* begin DATA ROWS *

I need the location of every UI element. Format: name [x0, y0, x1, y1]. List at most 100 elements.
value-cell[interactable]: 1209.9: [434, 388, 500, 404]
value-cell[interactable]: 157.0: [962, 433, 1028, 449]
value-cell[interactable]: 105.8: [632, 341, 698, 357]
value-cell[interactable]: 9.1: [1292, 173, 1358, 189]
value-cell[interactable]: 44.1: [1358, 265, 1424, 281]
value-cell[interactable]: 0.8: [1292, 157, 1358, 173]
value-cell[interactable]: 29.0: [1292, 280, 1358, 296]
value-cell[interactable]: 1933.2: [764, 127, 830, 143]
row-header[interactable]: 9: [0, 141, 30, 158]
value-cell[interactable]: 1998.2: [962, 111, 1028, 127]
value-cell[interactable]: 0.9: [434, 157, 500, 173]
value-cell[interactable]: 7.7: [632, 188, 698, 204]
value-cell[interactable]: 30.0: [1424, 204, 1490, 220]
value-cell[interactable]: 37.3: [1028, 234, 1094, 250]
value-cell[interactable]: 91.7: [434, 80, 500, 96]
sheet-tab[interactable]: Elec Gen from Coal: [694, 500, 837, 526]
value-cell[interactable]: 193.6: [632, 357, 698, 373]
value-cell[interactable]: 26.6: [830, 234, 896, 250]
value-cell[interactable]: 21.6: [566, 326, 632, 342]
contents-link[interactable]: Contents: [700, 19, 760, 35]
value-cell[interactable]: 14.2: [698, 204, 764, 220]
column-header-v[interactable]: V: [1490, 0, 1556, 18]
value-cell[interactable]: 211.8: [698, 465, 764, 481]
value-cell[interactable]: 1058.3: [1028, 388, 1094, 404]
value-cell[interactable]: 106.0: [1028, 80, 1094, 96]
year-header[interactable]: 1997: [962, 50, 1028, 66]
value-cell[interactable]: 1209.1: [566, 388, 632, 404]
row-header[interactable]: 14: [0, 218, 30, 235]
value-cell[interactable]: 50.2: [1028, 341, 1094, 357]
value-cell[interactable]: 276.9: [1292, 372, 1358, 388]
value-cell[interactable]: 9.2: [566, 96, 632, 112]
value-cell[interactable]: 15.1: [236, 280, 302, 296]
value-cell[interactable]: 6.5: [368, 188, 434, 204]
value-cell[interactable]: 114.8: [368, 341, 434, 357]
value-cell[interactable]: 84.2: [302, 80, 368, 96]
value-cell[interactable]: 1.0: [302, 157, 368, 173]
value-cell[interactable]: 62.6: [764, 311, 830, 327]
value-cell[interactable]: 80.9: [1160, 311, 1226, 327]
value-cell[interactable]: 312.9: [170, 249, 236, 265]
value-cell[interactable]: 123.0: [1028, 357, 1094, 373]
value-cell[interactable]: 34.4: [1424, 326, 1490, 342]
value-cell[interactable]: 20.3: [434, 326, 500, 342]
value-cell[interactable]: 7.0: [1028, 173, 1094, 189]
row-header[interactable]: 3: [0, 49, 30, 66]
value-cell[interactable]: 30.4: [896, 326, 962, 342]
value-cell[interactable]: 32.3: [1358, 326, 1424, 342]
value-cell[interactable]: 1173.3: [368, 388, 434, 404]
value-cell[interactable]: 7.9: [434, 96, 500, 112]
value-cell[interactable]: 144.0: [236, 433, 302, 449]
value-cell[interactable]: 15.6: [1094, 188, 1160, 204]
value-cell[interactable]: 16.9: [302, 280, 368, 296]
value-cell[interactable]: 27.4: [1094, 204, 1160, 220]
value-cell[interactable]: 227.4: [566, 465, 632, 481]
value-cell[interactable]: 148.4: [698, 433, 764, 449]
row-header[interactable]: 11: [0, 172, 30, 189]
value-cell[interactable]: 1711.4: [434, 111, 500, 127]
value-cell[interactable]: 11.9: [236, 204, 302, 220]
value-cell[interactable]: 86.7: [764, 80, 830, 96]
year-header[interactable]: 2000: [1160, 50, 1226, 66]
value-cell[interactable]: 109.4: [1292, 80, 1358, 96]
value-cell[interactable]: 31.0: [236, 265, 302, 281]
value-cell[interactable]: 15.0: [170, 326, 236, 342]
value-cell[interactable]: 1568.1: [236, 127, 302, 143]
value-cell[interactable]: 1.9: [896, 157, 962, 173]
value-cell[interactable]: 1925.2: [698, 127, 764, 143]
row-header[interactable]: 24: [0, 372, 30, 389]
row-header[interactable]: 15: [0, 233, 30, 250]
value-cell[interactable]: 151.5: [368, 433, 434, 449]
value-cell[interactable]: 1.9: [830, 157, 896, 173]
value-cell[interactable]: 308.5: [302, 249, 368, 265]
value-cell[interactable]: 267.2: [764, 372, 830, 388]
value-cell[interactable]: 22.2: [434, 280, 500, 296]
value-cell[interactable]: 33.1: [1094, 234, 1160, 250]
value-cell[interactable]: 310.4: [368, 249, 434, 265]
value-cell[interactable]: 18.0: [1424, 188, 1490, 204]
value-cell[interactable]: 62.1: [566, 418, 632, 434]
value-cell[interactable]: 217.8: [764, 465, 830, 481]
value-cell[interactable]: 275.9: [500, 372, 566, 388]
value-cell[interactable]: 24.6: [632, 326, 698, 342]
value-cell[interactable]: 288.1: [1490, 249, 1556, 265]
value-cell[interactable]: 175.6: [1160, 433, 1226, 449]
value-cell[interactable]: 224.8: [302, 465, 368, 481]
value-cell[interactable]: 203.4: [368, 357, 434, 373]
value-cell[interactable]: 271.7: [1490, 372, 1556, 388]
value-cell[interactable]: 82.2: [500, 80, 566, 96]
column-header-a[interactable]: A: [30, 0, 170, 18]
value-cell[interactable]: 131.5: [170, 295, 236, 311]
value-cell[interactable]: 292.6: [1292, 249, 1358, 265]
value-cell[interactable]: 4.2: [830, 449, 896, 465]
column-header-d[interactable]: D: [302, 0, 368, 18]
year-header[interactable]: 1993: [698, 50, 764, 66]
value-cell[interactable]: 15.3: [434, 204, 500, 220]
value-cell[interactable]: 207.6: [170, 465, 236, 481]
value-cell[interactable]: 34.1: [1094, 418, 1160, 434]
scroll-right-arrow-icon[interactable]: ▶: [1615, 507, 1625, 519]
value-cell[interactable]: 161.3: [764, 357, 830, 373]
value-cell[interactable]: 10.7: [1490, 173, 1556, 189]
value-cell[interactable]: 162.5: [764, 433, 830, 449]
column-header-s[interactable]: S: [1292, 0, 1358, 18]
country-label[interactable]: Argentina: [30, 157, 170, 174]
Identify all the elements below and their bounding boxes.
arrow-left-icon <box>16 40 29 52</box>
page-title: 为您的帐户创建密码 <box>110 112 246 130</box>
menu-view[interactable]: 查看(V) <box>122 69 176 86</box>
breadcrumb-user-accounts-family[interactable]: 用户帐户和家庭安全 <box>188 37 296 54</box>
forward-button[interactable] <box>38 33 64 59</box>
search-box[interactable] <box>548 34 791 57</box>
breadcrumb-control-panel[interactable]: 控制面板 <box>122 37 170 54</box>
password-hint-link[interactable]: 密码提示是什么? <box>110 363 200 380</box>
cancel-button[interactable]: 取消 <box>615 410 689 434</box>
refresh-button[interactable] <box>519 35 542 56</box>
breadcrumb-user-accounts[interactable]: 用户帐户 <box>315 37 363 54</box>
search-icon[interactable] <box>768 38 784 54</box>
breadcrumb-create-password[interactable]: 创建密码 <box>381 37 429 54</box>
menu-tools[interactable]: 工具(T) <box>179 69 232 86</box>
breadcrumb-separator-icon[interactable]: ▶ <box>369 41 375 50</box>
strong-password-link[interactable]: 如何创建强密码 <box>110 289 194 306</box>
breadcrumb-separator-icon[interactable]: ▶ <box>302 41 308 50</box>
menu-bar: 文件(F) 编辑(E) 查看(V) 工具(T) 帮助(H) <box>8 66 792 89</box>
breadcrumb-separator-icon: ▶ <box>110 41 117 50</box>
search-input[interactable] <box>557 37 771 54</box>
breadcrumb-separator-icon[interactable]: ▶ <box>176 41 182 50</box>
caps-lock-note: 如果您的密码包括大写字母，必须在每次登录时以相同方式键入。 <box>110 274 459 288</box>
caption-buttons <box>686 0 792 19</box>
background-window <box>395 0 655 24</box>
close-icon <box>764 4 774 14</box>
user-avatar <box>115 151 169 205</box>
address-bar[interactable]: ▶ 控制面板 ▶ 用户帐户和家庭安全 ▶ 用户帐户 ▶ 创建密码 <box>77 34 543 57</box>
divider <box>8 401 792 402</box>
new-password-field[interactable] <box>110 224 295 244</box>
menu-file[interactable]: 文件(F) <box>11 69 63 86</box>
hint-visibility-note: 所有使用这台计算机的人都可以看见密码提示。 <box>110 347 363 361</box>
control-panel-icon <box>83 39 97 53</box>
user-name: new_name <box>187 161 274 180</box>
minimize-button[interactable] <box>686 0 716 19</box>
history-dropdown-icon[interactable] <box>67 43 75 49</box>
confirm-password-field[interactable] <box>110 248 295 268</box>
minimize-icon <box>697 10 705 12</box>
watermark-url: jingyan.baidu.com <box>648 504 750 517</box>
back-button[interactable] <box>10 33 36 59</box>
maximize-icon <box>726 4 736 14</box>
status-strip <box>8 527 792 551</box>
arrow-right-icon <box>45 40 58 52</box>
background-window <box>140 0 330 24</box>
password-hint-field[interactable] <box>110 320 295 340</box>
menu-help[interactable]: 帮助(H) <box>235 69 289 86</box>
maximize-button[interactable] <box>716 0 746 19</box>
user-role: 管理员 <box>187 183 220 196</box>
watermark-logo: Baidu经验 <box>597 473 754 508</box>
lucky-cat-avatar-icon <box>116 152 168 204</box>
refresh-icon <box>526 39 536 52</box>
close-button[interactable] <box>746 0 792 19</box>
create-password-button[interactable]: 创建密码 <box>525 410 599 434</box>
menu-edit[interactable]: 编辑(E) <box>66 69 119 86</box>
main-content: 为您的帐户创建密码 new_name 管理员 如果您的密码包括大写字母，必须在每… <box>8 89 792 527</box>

* end DATA ROWS *

WHAT YOU HAVE TO DO
Pick out every line in the entries above that contains the string "year", and copy each of those lines.

SOLUTION BELOW
year-header[interactable]: 1997: [962, 50, 1028, 66]
year-header[interactable]: 2000: [1160, 50, 1226, 66]
year-header[interactable]: 1993: [698, 50, 764, 66]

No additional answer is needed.